__Record extracts__
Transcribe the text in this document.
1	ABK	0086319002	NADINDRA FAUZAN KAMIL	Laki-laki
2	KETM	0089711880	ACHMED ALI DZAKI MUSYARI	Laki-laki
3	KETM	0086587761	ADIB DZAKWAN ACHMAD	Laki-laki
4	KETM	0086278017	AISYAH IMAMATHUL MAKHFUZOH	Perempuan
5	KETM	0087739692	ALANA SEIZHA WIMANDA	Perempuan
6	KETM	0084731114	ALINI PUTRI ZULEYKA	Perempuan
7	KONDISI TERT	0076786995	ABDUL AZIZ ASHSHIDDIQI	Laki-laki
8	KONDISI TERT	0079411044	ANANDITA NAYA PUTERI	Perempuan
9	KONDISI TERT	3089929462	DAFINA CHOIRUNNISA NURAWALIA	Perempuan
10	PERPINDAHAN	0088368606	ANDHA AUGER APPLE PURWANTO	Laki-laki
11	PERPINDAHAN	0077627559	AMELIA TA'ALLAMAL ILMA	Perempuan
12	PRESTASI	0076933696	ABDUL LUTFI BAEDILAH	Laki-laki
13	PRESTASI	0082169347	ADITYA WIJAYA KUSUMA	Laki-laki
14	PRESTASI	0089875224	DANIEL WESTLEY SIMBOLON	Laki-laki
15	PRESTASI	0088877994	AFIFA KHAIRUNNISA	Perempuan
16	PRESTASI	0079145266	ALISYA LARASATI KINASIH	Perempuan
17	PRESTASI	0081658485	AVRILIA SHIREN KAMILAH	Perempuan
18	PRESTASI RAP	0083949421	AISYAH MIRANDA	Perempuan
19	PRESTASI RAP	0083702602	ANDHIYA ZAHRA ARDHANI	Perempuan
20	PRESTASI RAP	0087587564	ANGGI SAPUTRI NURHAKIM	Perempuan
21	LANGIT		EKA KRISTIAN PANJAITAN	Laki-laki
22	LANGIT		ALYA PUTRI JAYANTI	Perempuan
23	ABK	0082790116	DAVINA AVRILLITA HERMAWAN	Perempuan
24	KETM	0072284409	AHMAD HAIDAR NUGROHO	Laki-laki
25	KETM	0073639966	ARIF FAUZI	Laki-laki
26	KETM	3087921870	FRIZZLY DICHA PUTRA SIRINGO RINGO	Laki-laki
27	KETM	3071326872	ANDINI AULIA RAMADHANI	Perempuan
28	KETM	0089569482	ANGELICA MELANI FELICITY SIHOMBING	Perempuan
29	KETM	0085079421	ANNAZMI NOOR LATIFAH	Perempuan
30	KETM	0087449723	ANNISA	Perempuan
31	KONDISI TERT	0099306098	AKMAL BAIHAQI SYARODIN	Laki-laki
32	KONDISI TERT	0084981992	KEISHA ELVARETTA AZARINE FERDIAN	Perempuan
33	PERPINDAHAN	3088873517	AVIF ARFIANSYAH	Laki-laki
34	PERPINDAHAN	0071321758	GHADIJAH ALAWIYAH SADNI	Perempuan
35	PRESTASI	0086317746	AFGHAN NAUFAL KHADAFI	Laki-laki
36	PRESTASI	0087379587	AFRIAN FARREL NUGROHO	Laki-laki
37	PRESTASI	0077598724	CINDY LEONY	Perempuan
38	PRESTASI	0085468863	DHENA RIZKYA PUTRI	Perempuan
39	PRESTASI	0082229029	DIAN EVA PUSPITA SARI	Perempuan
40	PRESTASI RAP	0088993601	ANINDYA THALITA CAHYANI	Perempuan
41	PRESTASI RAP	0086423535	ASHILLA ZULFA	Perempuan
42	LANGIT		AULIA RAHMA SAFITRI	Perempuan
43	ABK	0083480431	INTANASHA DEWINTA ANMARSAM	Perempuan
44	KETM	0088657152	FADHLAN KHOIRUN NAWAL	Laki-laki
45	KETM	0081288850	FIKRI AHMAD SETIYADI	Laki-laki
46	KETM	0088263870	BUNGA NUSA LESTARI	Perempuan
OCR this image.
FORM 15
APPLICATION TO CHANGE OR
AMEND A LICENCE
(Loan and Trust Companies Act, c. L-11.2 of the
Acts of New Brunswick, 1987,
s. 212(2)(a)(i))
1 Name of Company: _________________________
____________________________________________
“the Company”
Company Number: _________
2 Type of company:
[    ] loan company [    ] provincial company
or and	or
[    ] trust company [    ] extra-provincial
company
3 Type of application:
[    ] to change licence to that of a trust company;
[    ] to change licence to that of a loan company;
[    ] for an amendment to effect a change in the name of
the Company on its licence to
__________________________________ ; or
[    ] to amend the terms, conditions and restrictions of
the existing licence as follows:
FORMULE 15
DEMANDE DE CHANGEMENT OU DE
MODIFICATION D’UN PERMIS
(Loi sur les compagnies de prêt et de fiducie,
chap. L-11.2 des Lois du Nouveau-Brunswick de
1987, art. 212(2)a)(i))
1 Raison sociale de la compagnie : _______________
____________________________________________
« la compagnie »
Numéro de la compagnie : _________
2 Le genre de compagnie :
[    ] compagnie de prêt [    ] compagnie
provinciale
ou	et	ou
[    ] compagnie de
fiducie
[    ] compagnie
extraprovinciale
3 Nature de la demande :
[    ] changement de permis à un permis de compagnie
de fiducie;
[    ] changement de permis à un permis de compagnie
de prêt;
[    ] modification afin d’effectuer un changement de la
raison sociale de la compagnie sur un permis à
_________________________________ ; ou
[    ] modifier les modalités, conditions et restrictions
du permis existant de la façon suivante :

__Set task__
Looking at the records above, count the lines where the word "conditions" appears. State only the number.

__Correct answer__
2